▸ Aim: Your copy of the material must match it exactly, except that pictures are dropped.

▸ Data listing:
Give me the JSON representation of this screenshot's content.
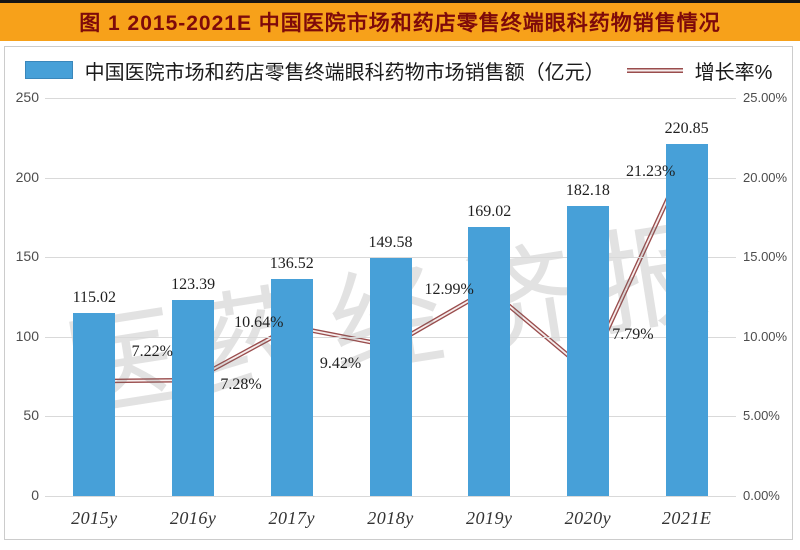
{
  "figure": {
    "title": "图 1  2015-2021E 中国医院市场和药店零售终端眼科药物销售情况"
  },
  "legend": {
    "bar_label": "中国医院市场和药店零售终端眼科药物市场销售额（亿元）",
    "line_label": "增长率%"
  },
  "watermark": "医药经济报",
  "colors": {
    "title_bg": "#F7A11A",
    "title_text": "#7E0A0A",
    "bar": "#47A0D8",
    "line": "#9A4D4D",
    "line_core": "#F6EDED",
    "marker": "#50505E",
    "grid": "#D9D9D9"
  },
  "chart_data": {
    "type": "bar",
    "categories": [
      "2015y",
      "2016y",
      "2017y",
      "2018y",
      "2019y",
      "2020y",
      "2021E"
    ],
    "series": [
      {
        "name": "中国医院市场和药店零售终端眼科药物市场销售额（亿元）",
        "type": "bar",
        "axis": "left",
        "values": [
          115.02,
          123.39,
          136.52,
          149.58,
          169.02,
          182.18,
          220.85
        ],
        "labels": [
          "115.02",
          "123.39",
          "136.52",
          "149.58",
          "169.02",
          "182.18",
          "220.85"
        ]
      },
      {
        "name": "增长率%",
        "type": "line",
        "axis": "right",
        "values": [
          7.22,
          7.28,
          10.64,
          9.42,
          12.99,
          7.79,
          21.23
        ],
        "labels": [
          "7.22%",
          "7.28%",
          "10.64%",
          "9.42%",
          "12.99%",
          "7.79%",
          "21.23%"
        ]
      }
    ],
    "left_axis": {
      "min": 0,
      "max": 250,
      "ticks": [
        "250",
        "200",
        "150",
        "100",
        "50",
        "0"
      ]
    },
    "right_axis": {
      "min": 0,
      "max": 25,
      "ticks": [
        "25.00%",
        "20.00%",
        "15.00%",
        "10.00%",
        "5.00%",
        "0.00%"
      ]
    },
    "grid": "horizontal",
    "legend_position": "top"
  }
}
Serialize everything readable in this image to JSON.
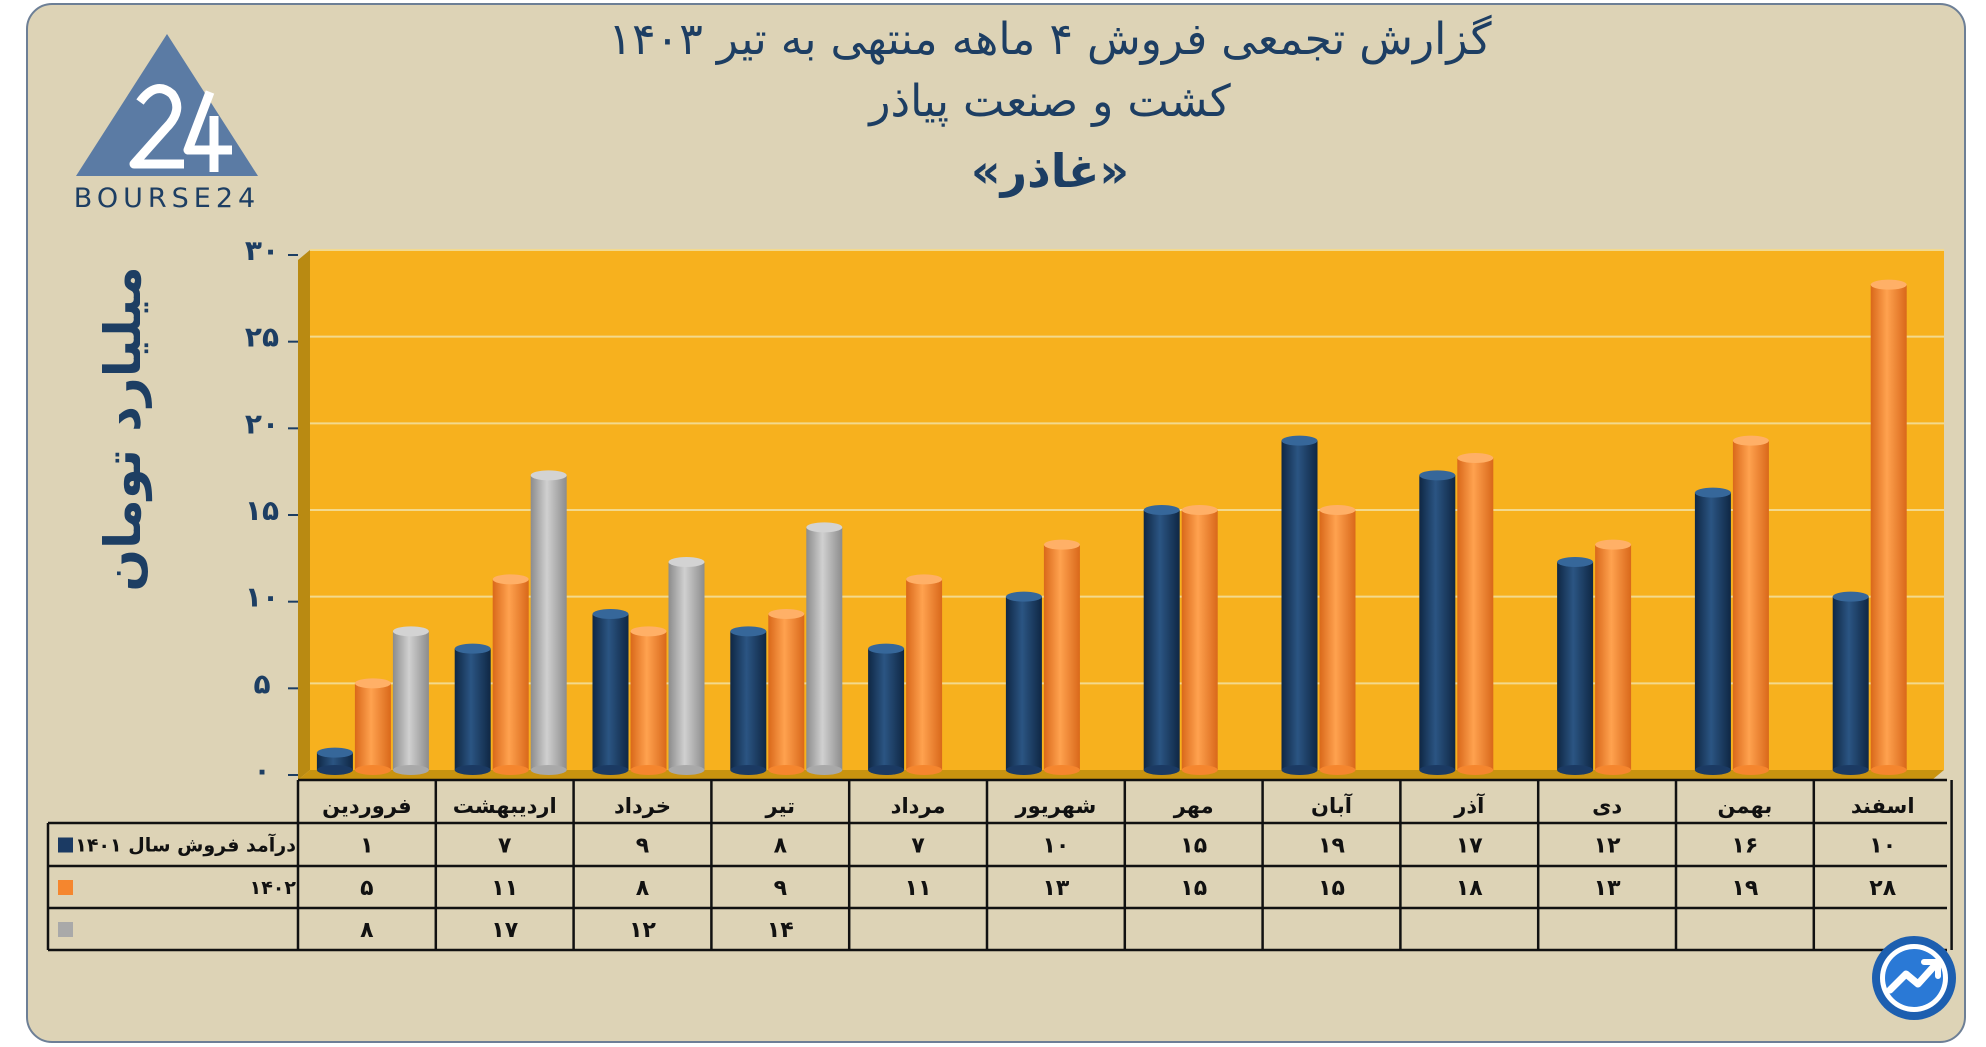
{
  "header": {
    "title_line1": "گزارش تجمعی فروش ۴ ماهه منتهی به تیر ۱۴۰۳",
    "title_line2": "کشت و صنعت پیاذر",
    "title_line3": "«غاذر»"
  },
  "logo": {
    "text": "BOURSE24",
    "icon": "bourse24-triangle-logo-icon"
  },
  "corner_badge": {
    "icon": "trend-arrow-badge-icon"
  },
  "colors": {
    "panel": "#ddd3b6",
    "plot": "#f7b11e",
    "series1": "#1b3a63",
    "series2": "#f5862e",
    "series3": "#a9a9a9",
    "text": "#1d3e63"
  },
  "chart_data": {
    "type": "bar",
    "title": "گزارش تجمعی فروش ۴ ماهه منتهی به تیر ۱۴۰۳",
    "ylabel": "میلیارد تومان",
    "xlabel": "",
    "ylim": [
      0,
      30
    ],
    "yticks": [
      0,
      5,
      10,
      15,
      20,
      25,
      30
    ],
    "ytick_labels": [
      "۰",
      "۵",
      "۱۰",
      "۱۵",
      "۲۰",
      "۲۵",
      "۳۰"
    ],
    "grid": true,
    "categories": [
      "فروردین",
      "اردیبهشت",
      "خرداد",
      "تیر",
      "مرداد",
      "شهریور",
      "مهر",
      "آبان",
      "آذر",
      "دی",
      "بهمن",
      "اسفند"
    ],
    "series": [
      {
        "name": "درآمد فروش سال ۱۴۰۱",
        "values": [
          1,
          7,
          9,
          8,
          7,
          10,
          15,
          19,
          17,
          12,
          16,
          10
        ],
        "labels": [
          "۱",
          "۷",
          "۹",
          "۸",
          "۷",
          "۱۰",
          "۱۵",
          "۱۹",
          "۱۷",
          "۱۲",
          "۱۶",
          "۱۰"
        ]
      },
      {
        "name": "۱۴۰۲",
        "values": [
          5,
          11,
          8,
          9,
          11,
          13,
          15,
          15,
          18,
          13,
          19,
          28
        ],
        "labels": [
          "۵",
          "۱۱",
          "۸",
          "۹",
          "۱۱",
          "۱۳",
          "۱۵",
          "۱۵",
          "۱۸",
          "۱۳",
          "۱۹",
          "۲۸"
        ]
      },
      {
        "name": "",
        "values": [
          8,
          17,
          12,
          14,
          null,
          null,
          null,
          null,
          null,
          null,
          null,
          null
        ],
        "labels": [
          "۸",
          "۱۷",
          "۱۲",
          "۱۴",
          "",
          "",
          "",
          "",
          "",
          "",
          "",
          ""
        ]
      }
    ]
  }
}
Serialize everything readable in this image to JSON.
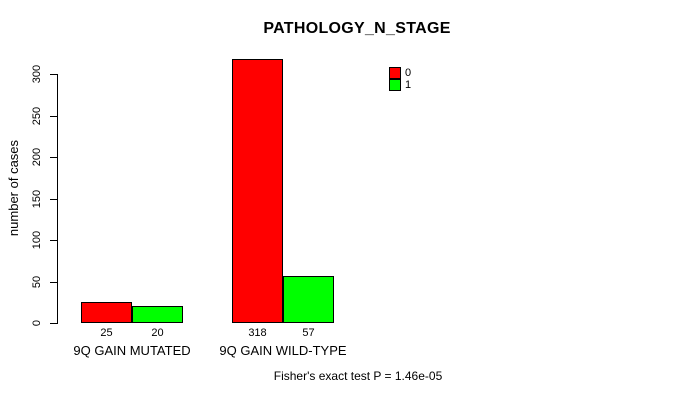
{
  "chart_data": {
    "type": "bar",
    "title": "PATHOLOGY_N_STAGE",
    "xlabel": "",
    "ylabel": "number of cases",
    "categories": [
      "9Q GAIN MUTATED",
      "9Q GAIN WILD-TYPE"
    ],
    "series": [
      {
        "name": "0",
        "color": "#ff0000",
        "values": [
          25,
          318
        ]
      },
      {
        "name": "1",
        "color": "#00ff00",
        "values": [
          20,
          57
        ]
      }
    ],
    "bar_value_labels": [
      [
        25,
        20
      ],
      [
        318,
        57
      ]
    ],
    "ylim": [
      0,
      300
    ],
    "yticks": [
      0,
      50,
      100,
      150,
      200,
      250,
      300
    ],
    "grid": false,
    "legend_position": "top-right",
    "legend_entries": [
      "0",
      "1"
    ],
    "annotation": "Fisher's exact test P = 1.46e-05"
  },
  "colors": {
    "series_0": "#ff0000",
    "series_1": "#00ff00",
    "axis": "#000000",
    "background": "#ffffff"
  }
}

▸ Correct response:
Give me the JSON representation of this screenshot's content.
{
  "figure": {
    "title": "图 1  2015-2021E 中国医院市场和药店零售终端眼科药物销售情况"
  },
  "legend": {
    "bar_label": "中国医院市场和药店零售终端眼科药物市场销售额（亿元）",
    "line_label": "增长率%"
  },
  "watermark": "医药经济报",
  "colors": {
    "title_bg": "#F7A11A",
    "title_text": "#7E0A0A",
    "bar": "#47A0D8",
    "line": "#9A4D4D",
    "line_core": "#F6EDED",
    "marker": "#50505E",
    "grid": "#D9D9D9"
  },
  "chart_data": {
    "type": "bar",
    "categories": [
      "2015y",
      "2016y",
      "2017y",
      "2018y",
      "2019y",
      "2020y",
      "2021E"
    ],
    "series": [
      {
        "name": "中国医院市场和药店零售终端眼科药物市场销售额（亿元）",
        "type": "bar",
        "axis": "left",
        "values": [
          115.02,
          123.39,
          136.52,
          149.58,
          169.02,
          182.18,
          220.85
        ],
        "labels": [
          "115.02",
          "123.39",
          "136.52",
          "149.58",
          "169.02",
          "182.18",
          "220.85"
        ]
      },
      {
        "name": "增长率%",
        "type": "line",
        "axis": "right",
        "values": [
          7.22,
          7.28,
          10.64,
          9.42,
          12.99,
          7.79,
          21.23
        ],
        "labels": [
          "7.22%",
          "7.28%",
          "10.64%",
          "9.42%",
          "12.99%",
          "7.79%",
          "21.23%"
        ]
      }
    ],
    "left_axis": {
      "min": 0,
      "max": 250,
      "ticks": [
        "250",
        "200",
        "150",
        "100",
        "50",
        "0"
      ]
    },
    "right_axis": {
      "min": 0,
      "max": 25,
      "ticks": [
        "25.00%",
        "20.00%",
        "15.00%",
        "10.00%",
        "5.00%",
        "0.00%"
      ]
    },
    "grid": "horizontal",
    "legend_position": "top"
  }
}
Serialize everything readable in this image to JSON.
{
  "header": {
    "title_line1": "گزارش تجمعی فروش ۴ ماهه منتهی به تیر ۱۴۰۳",
    "title_line2": "کشت و صنعت پیاذر",
    "title_line3": "«غاذر»"
  },
  "logo": {
    "text": "BOURSE24",
    "icon": "bourse24-triangle-logo-icon"
  },
  "corner_badge": {
    "icon": "trend-arrow-badge-icon"
  },
  "colors": {
    "panel": "#ddd3b6",
    "plot": "#f7b11e",
    "series1": "#1b3a63",
    "series2": "#f5862e",
    "series3": "#a9a9a9",
    "text": "#1d3e63"
  },
  "chart_data": {
    "type": "bar",
    "title": "گزارش تجمعی فروش ۴ ماهه منتهی به تیر ۱۴۰۳",
    "ylabel": "میلیارد تومان",
    "xlabel": "",
    "ylim": [
      0,
      30
    ],
    "yticks": [
      0,
      5,
      10,
      15,
      20,
      25,
      30
    ],
    "ytick_labels": [
      "۰",
      "۵",
      "۱۰",
      "۱۵",
      "۲۰",
      "۲۵",
      "۳۰"
    ],
    "grid": true,
    "categories": [
      "فروردین",
      "اردیبهشت",
      "خرداد",
      "تیر",
      "مرداد",
      "شهریور",
      "مهر",
      "آبان",
      "آذر",
      "دی",
      "بهمن",
      "اسفند"
    ],
    "series": [
      {
        "name": "درآمد فروش سال ۱۴۰۱",
        "values": [
          1,
          7,
          9,
          8,
          7,
          10,
          15,
          19,
          17,
          12,
          16,
          10
        ],
        "labels": [
          "۱",
          "۷",
          "۹",
          "۸",
          "۷",
          "۱۰",
          "۱۵",
          "۱۹",
          "۱۷",
          "۱۲",
          "۱۶",
          "۱۰"
        ]
      },
      {
        "name": "۱۴۰۲",
        "values": [
          5,
          11,
          8,
          9,
          11,
          13,
          15,
          15,
          18,
          13,
          19,
          28
        ],
        "labels": [
          "۵",
          "۱۱",
          "۸",
          "۹",
          "۱۱",
          "۱۳",
          "۱۵",
          "۱۵",
          "۱۸",
          "۱۳",
          "۱۹",
          "۲۸"
        ]
      },
      {
        "name": "",
        "values": [
          8,
          17,
          12,
          14,
          null,
          null,
          null,
          null,
          null,
          null,
          null,
          null
        ],
        "labels": [
          "۸",
          "۱۷",
          "۱۲",
          "۱۴",
          "",
          "",
          "",
          "",
          "",
          "",
          "",
          ""
        ]
      }
    ]
  }
}
Serialize everything readable in this image to JSON.
{
  "chart_data": {
    "type": "bar",
    "title": "PATHOLOGY_N_STAGE",
    "xlabel": "",
    "ylabel": "number of cases",
    "categories": [
      "9Q GAIN MUTATED",
      "9Q GAIN WILD-TYPE"
    ],
    "series": [
      {
        "name": "0",
        "color": "#ff0000",
        "values": [
          25,
          318
        ]
      },
      {
        "name": "1",
        "color": "#00ff00",
        "values": [
          20,
          57
        ]
      }
    ],
    "bar_value_labels": [
      [
        25,
        20
      ],
      [
        318,
        57
      ]
    ],
    "ylim": [
      0,
      300
    ],
    "yticks": [
      0,
      50,
      100,
      150,
      200,
      250,
      300
    ],
    "grid": false,
    "legend_position": "top-right",
    "legend_entries": [
      "0",
      "1"
    ],
    "annotation": "Fisher's exact test P = 1.46e-05"
  },
  "colors": {
    "series_0": "#ff0000",
    "series_1": "#00ff00",
    "axis": "#000000",
    "background": "#ffffff"
  }
}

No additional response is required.